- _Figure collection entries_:
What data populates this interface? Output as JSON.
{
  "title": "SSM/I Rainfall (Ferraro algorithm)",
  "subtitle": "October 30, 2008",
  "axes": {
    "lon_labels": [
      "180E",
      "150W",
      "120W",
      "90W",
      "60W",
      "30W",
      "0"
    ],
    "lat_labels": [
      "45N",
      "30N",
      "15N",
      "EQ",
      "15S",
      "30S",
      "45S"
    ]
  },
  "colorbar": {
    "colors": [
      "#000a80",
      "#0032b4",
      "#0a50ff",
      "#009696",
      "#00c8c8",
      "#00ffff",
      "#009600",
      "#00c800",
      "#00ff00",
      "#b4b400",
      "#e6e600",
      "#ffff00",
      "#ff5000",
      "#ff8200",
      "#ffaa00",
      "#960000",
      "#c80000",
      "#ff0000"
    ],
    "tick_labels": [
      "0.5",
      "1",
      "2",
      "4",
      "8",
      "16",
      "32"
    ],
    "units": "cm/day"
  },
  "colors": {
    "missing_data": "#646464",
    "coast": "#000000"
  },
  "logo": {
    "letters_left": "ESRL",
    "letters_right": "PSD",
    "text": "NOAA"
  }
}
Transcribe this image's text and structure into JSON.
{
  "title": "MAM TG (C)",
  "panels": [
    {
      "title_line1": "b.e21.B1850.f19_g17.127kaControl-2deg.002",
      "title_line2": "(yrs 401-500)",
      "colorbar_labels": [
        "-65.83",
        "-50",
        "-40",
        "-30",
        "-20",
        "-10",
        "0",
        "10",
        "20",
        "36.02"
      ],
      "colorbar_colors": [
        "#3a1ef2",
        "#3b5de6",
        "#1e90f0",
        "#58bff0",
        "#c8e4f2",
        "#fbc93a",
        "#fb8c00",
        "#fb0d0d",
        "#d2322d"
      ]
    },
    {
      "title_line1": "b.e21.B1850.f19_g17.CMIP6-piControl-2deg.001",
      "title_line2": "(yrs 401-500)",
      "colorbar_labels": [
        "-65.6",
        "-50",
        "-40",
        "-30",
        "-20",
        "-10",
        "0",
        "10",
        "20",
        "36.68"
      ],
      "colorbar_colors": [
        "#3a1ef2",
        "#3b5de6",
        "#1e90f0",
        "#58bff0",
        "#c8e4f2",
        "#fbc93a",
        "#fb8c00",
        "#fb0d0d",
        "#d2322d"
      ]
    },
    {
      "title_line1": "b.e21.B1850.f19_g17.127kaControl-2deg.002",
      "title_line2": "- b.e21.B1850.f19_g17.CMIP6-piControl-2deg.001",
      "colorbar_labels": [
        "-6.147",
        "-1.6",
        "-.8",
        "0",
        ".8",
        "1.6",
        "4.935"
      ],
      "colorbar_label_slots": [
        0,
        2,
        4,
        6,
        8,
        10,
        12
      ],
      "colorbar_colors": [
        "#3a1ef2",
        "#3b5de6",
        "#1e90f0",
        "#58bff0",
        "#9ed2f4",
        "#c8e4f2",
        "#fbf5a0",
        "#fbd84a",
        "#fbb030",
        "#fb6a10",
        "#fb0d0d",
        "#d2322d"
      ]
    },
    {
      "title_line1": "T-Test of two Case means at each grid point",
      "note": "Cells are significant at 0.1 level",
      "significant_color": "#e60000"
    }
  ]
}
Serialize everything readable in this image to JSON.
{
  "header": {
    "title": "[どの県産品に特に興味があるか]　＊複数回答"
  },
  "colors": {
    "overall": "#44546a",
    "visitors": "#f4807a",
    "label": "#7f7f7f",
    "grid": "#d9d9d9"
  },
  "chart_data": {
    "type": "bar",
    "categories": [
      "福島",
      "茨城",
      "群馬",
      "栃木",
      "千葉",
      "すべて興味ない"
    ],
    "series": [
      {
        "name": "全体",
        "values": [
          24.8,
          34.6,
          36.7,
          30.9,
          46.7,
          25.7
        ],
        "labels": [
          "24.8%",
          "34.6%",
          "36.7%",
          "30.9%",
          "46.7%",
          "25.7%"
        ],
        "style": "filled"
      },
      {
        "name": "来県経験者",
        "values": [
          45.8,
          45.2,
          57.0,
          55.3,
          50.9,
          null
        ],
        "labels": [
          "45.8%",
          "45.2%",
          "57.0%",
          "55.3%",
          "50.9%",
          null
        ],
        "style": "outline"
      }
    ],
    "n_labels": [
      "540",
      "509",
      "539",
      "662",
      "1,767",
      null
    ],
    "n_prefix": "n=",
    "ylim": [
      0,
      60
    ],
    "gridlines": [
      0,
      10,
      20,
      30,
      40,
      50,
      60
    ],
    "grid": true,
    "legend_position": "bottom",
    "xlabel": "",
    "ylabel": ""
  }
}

- _Task goal_:
Determine how many lines of the records above contain the word "this", and report only that number.

- _The result_:
3